Quoted passage ::
Grab a box of tissues! The latest episode of WandaVision (Episode 8, called Previously On) brought on a waterfall of tears as it touched upon the painful topic of grief.
One line, in particular, sparked an online debate. In a scene, Vision (Paul Bettany) tells Wanda, “What is grief, if not love preserving?” That line resonated with many, especially in relation to current times where many are battling the unprecedented loss of both people and normality.
While I shared in last week’s recap that I’m having difficulty understanding the pacing and construction of the show, “Previously On” was a solid penultimate episode.
Let’s get straight to WandaVision Episode 8!
Episode 8 of WandaVision opens with a brief insight into the background of Agatha Harkness (Kathryn Hahn), who we previously knew as the naughty neighbour Agnes.
In this scene, she is crucified by her mother and a coven of witches who accuse her of betrayal.
Agatha begs for forgiveness and promises that she will do good, however, her mother does not budge.
This leads to an exploding fight — adopting the colourful and outward magic aesthetic from dark fantasy movies like Halloweentown and Hocus Pocus.
In the end, Agatha wins and removes a brooch, or possibly a pendant, from her dead mother’s chest.
Zooming its audience back to the Westview present, Wanda Maximoff (Elizabeth Olsen) is trapped in Agatha’s basement, unable to use her magical powers (Agatha conjured a “basic protection spell”) or read Agatha’s minds— putting Wanda at a major disadvantage.
As Wanda is tormented and teased, Agatha’s motive is dropped.
She says, “I need you to tell me how you did this [creating the hex],” which sets the rest of the episode in motion.

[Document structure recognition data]
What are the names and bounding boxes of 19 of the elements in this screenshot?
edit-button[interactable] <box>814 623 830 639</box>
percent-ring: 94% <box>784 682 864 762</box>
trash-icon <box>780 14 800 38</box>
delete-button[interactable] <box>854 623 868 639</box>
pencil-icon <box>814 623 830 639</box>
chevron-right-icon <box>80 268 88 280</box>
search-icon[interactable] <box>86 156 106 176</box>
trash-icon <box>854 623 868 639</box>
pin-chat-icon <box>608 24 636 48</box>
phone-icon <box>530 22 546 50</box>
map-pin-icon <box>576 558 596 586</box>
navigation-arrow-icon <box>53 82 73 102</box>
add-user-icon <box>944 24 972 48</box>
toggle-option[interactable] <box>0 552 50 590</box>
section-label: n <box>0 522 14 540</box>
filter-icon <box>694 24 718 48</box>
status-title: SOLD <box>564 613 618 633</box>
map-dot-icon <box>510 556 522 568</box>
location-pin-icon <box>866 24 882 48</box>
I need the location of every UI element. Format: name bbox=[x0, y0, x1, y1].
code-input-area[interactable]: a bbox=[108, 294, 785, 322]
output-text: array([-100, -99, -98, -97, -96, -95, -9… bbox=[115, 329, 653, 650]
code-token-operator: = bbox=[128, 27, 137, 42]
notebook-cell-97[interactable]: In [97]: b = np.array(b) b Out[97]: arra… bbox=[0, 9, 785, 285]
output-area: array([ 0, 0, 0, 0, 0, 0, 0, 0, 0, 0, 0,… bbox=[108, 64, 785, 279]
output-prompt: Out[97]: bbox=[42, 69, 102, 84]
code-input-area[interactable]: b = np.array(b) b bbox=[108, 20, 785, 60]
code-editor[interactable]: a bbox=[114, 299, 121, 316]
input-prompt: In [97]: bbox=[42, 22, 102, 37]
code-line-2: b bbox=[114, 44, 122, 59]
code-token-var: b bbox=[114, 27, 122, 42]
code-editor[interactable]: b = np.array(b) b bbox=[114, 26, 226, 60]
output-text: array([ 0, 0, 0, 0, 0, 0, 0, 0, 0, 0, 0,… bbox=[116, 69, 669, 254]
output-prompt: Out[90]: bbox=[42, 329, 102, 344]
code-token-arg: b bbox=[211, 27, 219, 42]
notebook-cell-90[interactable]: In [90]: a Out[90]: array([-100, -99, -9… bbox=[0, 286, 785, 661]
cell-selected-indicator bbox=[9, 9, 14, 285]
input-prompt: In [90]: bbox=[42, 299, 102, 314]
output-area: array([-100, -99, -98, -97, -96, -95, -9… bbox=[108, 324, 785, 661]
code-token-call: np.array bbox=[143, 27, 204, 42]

Things to do ::
• a. Answer these questions about the WandaVision recap:
(i) What is Episode 8 called?
(ii) Which actor plays Vision?
(iii) What does Agatha remove from her dead mother's chest?
• b. Reproduce everything in the WandaVision recap from "Episode 8 of" down to "and Hocus Pocus.".

Solutions per task ::
• a.
(i) Previously On
(ii) Paul Bettany
(iii) A brooch, or possibly a pendant

• b.
Episode 8 of WandaVision opens with a brief insight into the background of Agatha Harkness (Kathryn Hahn), who we previously knew as the naughty neighbour Agnes.
In this scene, she is crucified by her mother and a coven of witches who accuse her of betrayal.
Agatha begs for forgiveness and promises that she will do good, however, her mother does not budge.
This leads to an exploding fight — adopting the colourful and outward magic aesthetic from dark fantasy movies like Halloweentown and Hocus Pocus.